_Records for the task_:
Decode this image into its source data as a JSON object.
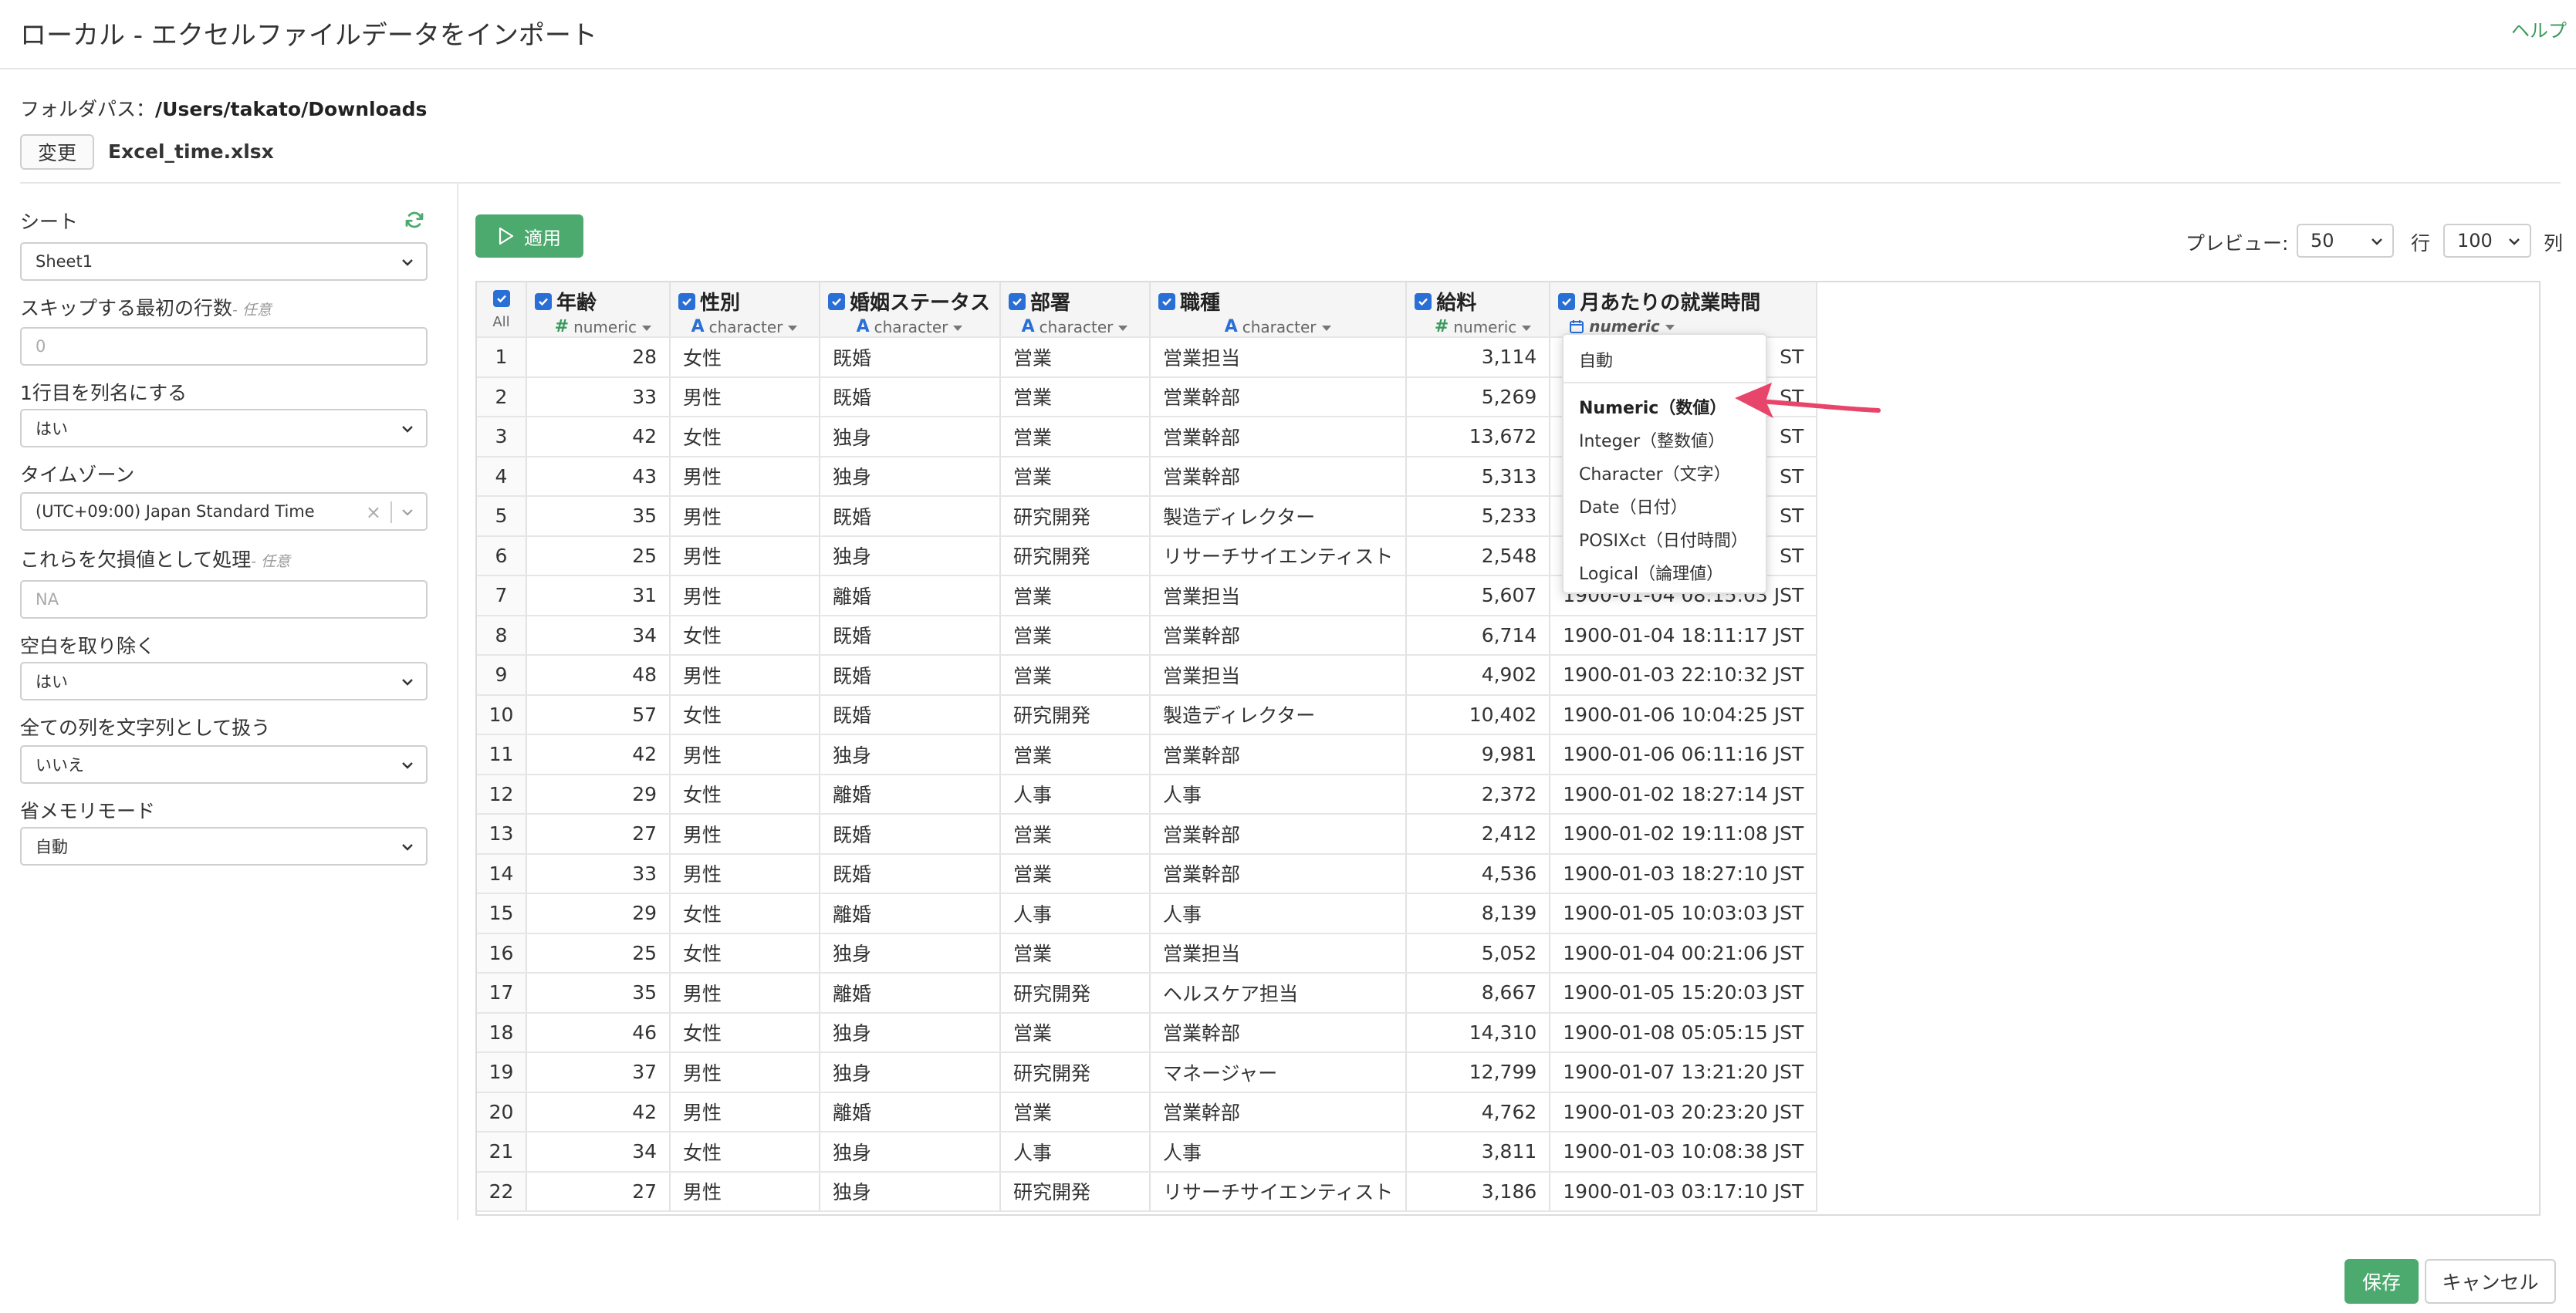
{
  "header": {
    "title": "ローカル - エクセルファイルデータをインポート",
    "help": "ヘルプ"
  },
  "file": {
    "folder_label": "フォルダパス：",
    "folder_path": "/Users/takato/Downloads",
    "change_label": "変更",
    "file_name": "Excel_time.xlsx"
  },
  "sidebar": {
    "sheet": {
      "label": "シート",
      "value": "Sheet1"
    },
    "skip_rows": {
      "label": "スキップする最初の行数",
      "optional": "- 任意",
      "placeholder": "0"
    },
    "first_row_header": {
      "label": "1行目を列名にする",
      "value": "はい"
    },
    "timezone": {
      "label": "タイムゾーン",
      "value": "(UTC+09:00) Japan Standard Time",
      "clear": "×"
    },
    "na_values": {
      "label": "これらを欠損値として処理",
      "optional": "- 任意",
      "placeholder": "NA"
    },
    "trim_ws": {
      "label": "空白を取り除く",
      "value": "はい"
    },
    "all_as_char": {
      "label": "全ての列を文字列として扱う",
      "value": "いいえ"
    },
    "memory_saving": {
      "label": "省メモリモード",
      "value": "自動"
    }
  },
  "toolbar": {
    "apply_label": "適用",
    "preview_label": "プレビュー:",
    "preview_rows": "50",
    "row_label": "行",
    "preview_cols": "100",
    "col_label": "列"
  },
  "table": {
    "all_label": "All",
    "columns": [
      {
        "name": "年齢",
        "type": "numeric",
        "type_icon": "hash-icon"
      },
      {
        "name": "性別",
        "type": "character",
        "type_icon": "letter-a-icon"
      },
      {
        "name": "婚姻ステータス",
        "type": "character",
        "type_icon": "letter-a-icon"
      },
      {
        "name": "部署",
        "type": "character",
        "type_icon": "letter-a-icon"
      },
      {
        "name": "職種",
        "type": "character",
        "type_icon": "letter-a-icon"
      },
      {
        "name": "給料",
        "type": "numeric",
        "type_icon": "hash-icon"
      },
      {
        "name": "月あたりの就業時間",
        "type": "numeric",
        "type_icon": "calendar-icon"
      }
    ],
    "rows": [
      [
        "1",
        "28",
        "女性",
        "既婚",
        "営業",
        "営業担当",
        "3,114",
        ""
      ],
      [
        "2",
        "33",
        "男性",
        "既婚",
        "営業",
        "営業幹部",
        "5,269",
        ""
      ],
      [
        "3",
        "42",
        "女性",
        "独身",
        "営業",
        "営業幹部",
        "13,672",
        ""
      ],
      [
        "4",
        "43",
        "男性",
        "独身",
        "営業",
        "営業幹部",
        "5,313",
        ""
      ],
      [
        "5",
        "35",
        "男性",
        "既婚",
        "研究開発",
        "製造ディレクター",
        "5,233",
        ""
      ],
      [
        "6",
        "25",
        "男性",
        "独身",
        "研究開発",
        "リサーチサイエンティスト",
        "2,548",
        ""
      ],
      [
        "7",
        "31",
        "男性",
        "離婚",
        "営業",
        "営業担当",
        "5,607",
        ""
      ],
      [
        "8",
        "34",
        "女性",
        "既婚",
        "営業",
        "営業幹部",
        "6,714",
        "1900-01-04 18:11:17 JST"
      ],
      [
        "9",
        "48",
        "男性",
        "既婚",
        "営業",
        "営業担当",
        "4,902",
        "1900-01-03 22:10:32 JST"
      ],
      [
        "10",
        "57",
        "女性",
        "既婚",
        "研究開発",
        "製造ディレクター",
        "10,402",
        "1900-01-06 10:04:25 JST"
      ],
      [
        "11",
        "42",
        "男性",
        "独身",
        "営業",
        "営業幹部",
        "9,981",
        "1900-01-06 06:11:16 JST"
      ],
      [
        "12",
        "29",
        "女性",
        "離婚",
        "人事",
        "人事",
        "2,372",
        "1900-01-02 18:27:14 JST"
      ],
      [
        "13",
        "27",
        "男性",
        "既婚",
        "営業",
        "営業幹部",
        "2,412",
        "1900-01-02 19:11:08 JST"
      ],
      [
        "14",
        "33",
        "男性",
        "既婚",
        "営業",
        "営業幹部",
        "4,536",
        "1900-01-03 18:27:10 JST"
      ],
      [
        "15",
        "29",
        "女性",
        "離婚",
        "人事",
        "人事",
        "8,139",
        "1900-01-05 10:03:03 JST"
      ],
      [
        "16",
        "25",
        "女性",
        "独身",
        "営業",
        "営業担当",
        "5,052",
        "1900-01-04 00:21:06 JST"
      ],
      [
        "17",
        "35",
        "男性",
        "離婚",
        "研究開発",
        "ヘルスケア担当",
        "8,667",
        "1900-01-05 15:20:03 JST"
      ],
      [
        "18",
        "46",
        "女性",
        "独身",
        "営業",
        "営業幹部",
        "14,310",
        "1900-01-08 05:05:15 JST"
      ],
      [
        "19",
        "37",
        "男性",
        "独身",
        "研究開発",
        "マネージャー",
        "12,799",
        "1900-01-07 13:21:20 JST"
      ],
      [
        "20",
        "42",
        "男性",
        "離婚",
        "営業",
        "営業幹部",
        "4,762",
        "1900-01-03 20:23:20 JST"
      ],
      [
        "21",
        "34",
        "女性",
        "独身",
        "人事",
        "人事",
        "3,811",
        "1900-01-03 10:08:38 JST"
      ],
      [
        "22",
        "27",
        "男性",
        "独身",
        "研究開発",
        "リサーチサイエンティスト",
        "3,186",
        "1900-01-03 03:17:10 JST"
      ]
    ],
    "partial_col7": [
      "ST",
      "ST",
      "ST",
      "ST",
      "ST",
      "ST",
      "1900-01-04 08:15:03 JST"
    ]
  },
  "type_menu": {
    "auto": "自動",
    "items": [
      "Numeric（数値）",
      "Integer（整数値）",
      "Character（文字）",
      "Date（日付）",
      "POSIXct（日付時間）",
      "Logical（論理値）"
    ]
  },
  "footer": {
    "save_label": "保存",
    "cancel_label": "キャンセル"
  },
  "colors": {
    "accent_green": "#4caa6e",
    "checkbox_blue": "#2a6fd6",
    "arrow_pink": "#e8456b"
  }
}
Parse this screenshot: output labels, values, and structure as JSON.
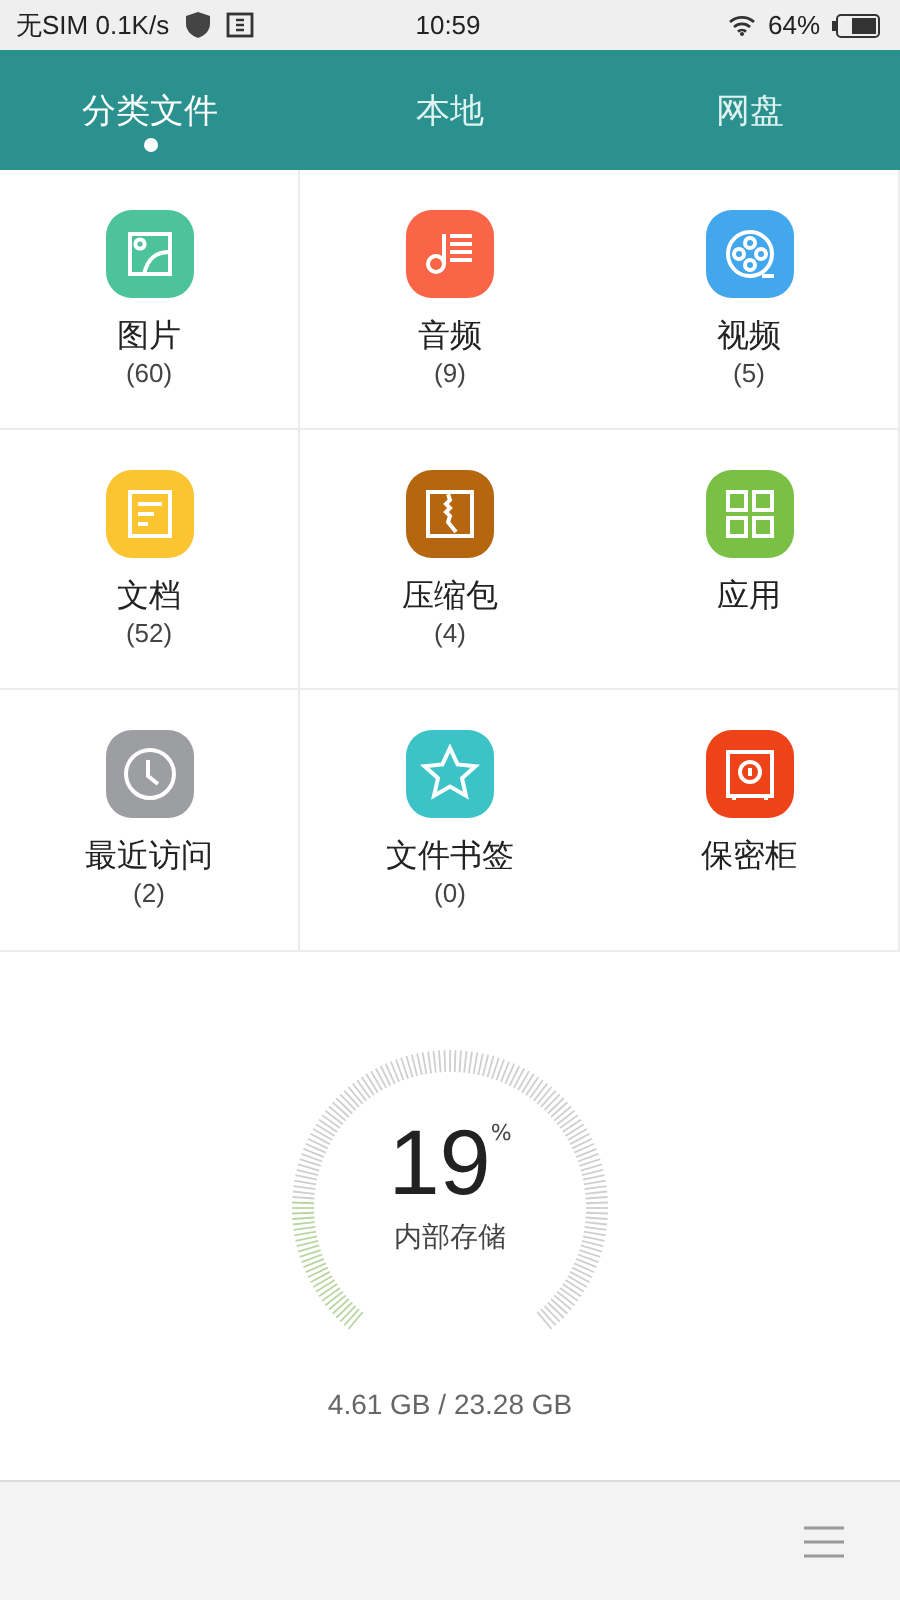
{
  "status_bar": {
    "carrier": "无SIM 0.1K/s",
    "time": "10:59",
    "battery": "64%"
  },
  "tabs": [
    {
      "label": "分类文件",
      "selected": true
    },
    {
      "label": "本地",
      "selected": false
    },
    {
      "label": "网盘",
      "selected": false
    }
  ],
  "categories": [
    {
      "kind": "image",
      "label": "图片",
      "count": "(60)",
      "color": "#4dc39b"
    },
    {
      "kind": "music",
      "label": "音频",
      "count": "(9)",
      "color": "#fa6548"
    },
    {
      "kind": "video",
      "label": "视频",
      "count": "(5)",
      "color": "#43a7ee"
    },
    {
      "kind": "document",
      "label": "文档",
      "count": "(52)",
      "color": "#fbc531"
    },
    {
      "kind": "archive",
      "label": "压缩包",
      "count": "(4)",
      "color": "#b5660f"
    },
    {
      "kind": "apps",
      "label": "应用",
      "color": "#79c045"
    },
    {
      "kind": "recent",
      "label": "最近访问",
      "count": "(2)",
      "color": "#9c9ea2"
    },
    {
      "kind": "bookmark",
      "label": "文件书签",
      "count": "(0)",
      "color": "#3cc3c8"
    },
    {
      "kind": "safe",
      "label": "保密柜",
      "color": "#ee4219"
    }
  ],
  "storage": {
    "percent": "19",
    "unit": "%",
    "label": "内部存储",
    "usage": "4.61 GB / 23.28 GB",
    "level": 0.19
  }
}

_Problem_: Leave the images out and output the remaining material exactly as it stands.

_Reply to the exercise_:
Decode this image into its source data as a JSON object.
{
  "header": {
    "title": "ローカル - エクセルファイルデータをインポート",
    "help": "ヘルプ"
  },
  "file": {
    "folder_label": "フォルダパス：",
    "folder_path": "/Users/takato/Downloads",
    "change_label": "変更",
    "file_name": "Excel_time.xlsx"
  },
  "sidebar": {
    "sheet": {
      "label": "シート",
      "value": "Sheet1"
    },
    "skip_rows": {
      "label": "スキップする最初の行数",
      "optional": "- 任意",
      "placeholder": "0"
    },
    "first_row_header": {
      "label": "1行目を列名にする",
      "value": "はい"
    },
    "timezone": {
      "label": "タイムゾーン",
      "value": "(UTC+09:00) Japan Standard Time",
      "clear": "×"
    },
    "na_values": {
      "label": "これらを欠損値として処理",
      "optional": "- 任意",
      "placeholder": "NA"
    },
    "trim_ws": {
      "label": "空白を取り除く",
      "value": "はい"
    },
    "all_as_char": {
      "label": "全ての列を文字列として扱う",
      "value": "いいえ"
    },
    "memory_saving": {
      "label": "省メモリモード",
      "value": "自動"
    }
  },
  "toolbar": {
    "apply_label": "適用",
    "preview_label": "プレビュー:",
    "preview_rows": "50",
    "row_label": "行",
    "preview_cols": "100",
    "col_label": "列"
  },
  "table": {
    "all_label": "All",
    "columns": [
      {
        "name": "年齢",
        "type": "numeric",
        "type_icon": "hash-icon"
      },
      {
        "name": "性別",
        "type": "character",
        "type_icon": "letter-a-icon"
      },
      {
        "name": "婚姻ステータス",
        "type": "character",
        "type_icon": "letter-a-icon"
      },
      {
        "name": "部署",
        "type": "character",
        "type_icon": "letter-a-icon"
      },
      {
        "name": "職種",
        "type": "character",
        "type_icon": "letter-a-icon"
      },
      {
        "name": "給料",
        "type": "numeric",
        "type_icon": "hash-icon"
      },
      {
        "name": "月あたりの就業時間",
        "type": "numeric",
        "type_icon": "calendar-icon"
      }
    ],
    "rows": [
      [
        "1",
        "28",
        "女性",
        "既婚",
        "営業",
        "営業担当",
        "3,114",
        ""
      ],
      [
        "2",
        "33",
        "男性",
        "既婚",
        "営業",
        "営業幹部",
        "5,269",
        ""
      ],
      [
        "3",
        "42",
        "女性",
        "独身",
        "営業",
        "営業幹部",
        "13,672",
        ""
      ],
      [
        "4",
        "43",
        "男性",
        "独身",
        "営業",
        "営業幹部",
        "5,313",
        ""
      ],
      [
        "5",
        "35",
        "男性",
        "既婚",
        "研究開発",
        "製造ディレクター",
        "5,233",
        ""
      ],
      [
        "6",
        "25",
        "男性",
        "独身",
        "研究開発",
        "リサーチサイエンティスト",
        "2,548",
        ""
      ],
      [
        "7",
        "31",
        "男性",
        "離婚",
        "営業",
        "営業担当",
        "5,607",
        ""
      ],
      [
        "8",
        "34",
        "女性",
        "既婚",
        "営業",
        "営業幹部",
        "6,714",
        "1900-01-04 18:11:17 JST"
      ],
      [
        "9",
        "48",
        "男性",
        "既婚",
        "営業",
        "営業担当",
        "4,902",
        "1900-01-03 22:10:32 JST"
      ],
      [
        "10",
        "57",
        "女性",
        "既婚",
        "研究開発",
        "製造ディレクター",
        "10,402",
        "1900-01-06 10:04:25 JST"
      ],
      [
        "11",
        "42",
        "男性",
        "独身",
        "営業",
        "営業幹部",
        "9,981",
        "1900-01-06 06:11:16 JST"
      ],
      [
        "12",
        "29",
        "女性",
        "離婚",
        "人事",
        "人事",
        "2,372",
        "1900-01-02 18:27:14 JST"
      ],
      [
        "13",
        "27",
        "男性",
        "既婚",
        "営業",
        "営業幹部",
        "2,412",
        "1900-01-02 19:11:08 JST"
      ],
      [
        "14",
        "33",
        "男性",
        "既婚",
        "営業",
        "営業幹部",
        "4,536",
        "1900-01-03 18:27:10 JST"
      ],
      [
        "15",
        "29",
        "女性",
        "離婚",
        "人事",
        "人事",
        "8,139",
        "1900-01-05 10:03:03 JST"
      ],
      [
        "16",
        "25",
        "女性",
        "独身",
        "営業",
        "営業担当",
        "5,052",
        "1900-01-04 00:21:06 JST"
      ],
      [
        "17",
        "35",
        "男性",
        "離婚",
        "研究開発",
        "ヘルスケア担当",
        "8,667",
        "1900-01-05 15:20:03 JST"
      ],
      [
        "18",
        "46",
        "女性",
        "独身",
        "営業",
        "営業幹部",
        "14,310",
        "1900-01-08 05:05:15 JST"
      ],
      [
        "19",
        "37",
        "男性",
        "独身",
        "研究開発",
        "マネージャー",
        "12,799",
        "1900-01-07 13:21:20 JST"
      ],
      [
        "20",
        "42",
        "男性",
        "離婚",
        "営業",
        "営業幹部",
        "4,762",
        "1900-01-03 20:23:20 JST"
      ],
      [
        "21",
        "34",
        "女性",
        "独身",
        "人事",
        "人事",
        "3,811",
        "1900-01-03 10:08:38 JST"
      ],
      [
        "22",
        "27",
        "男性",
        "独身",
        "研究開発",
        "リサーチサイエンティスト",
        "3,186",
        "1900-01-03 03:17:10 JST"
      ]
    ],
    "partial_col7": [
      "ST",
      "ST",
      "ST",
      "ST",
      "ST",
      "ST",
      "1900-01-04 08:15:03 JST"
    ]
  },
  "type_menu": {
    "auto": "自動",
    "items": [
      "Numeric（数値）",
      "Integer（整数値）",
      "Character（文字）",
      "Date（日付）",
      "POSIXct（日付時間）",
      "Logical（論理値）"
    ]
  },
  "footer": {
    "save_label": "保存",
    "cancel_label": "キャンセル"
  },
  "colors": {
    "accent_green": "#4caa6e",
    "checkbox_blue": "#2a6fd6",
    "arrow_pink": "#e8456b"
  }
}
Parse this screenshot: output labels, values, and structure as JSON.
{
  "status_bar": {
    "carrier": "无SIM 0.1K/s",
    "time": "10:59",
    "battery": "64%"
  },
  "tabs": [
    {
      "label": "分类文件",
      "selected": true
    },
    {
      "label": "本地",
      "selected": false
    },
    {
      "label": "网盘",
      "selected": false
    }
  ],
  "categories": [
    {
      "kind": "image",
      "label": "图片",
      "count": "(60)",
      "color": "#4dc39b"
    },
    {
      "kind": "music",
      "label": "音频",
      "count": "(9)",
      "color": "#fa6548"
    },
    {
      "kind": "video",
      "label": "视频",
      "count": "(5)",
      "color": "#43a7ee"
    },
    {
      "kind": "document",
      "label": "文档",
      "count": "(52)",
      "color": "#fbc531"
    },
    {
      "kind": "archive",
      "label": "压缩包",
      "count": "(4)",
      "color": "#b5660f"
    },
    {
      "kind": "apps",
      "label": "应用",
      "color": "#79c045"
    },
    {
      "kind": "recent",
      "label": "最近访问",
      "count": "(2)",
      "color": "#9c9ea2"
    },
    {
      "kind": "bookmark",
      "label": "文件书签",
      "count": "(0)",
      "color": "#3cc3c8"
    },
    {
      "kind": "safe",
      "label": "保密柜",
      "color": "#ee4219"
    }
  ],
  "storage": {
    "percent": "19",
    "unit": "%",
    "label": "内部存储",
    "usage": "4.61 GB / 23.28 GB",
    "level": 0.19
  }
}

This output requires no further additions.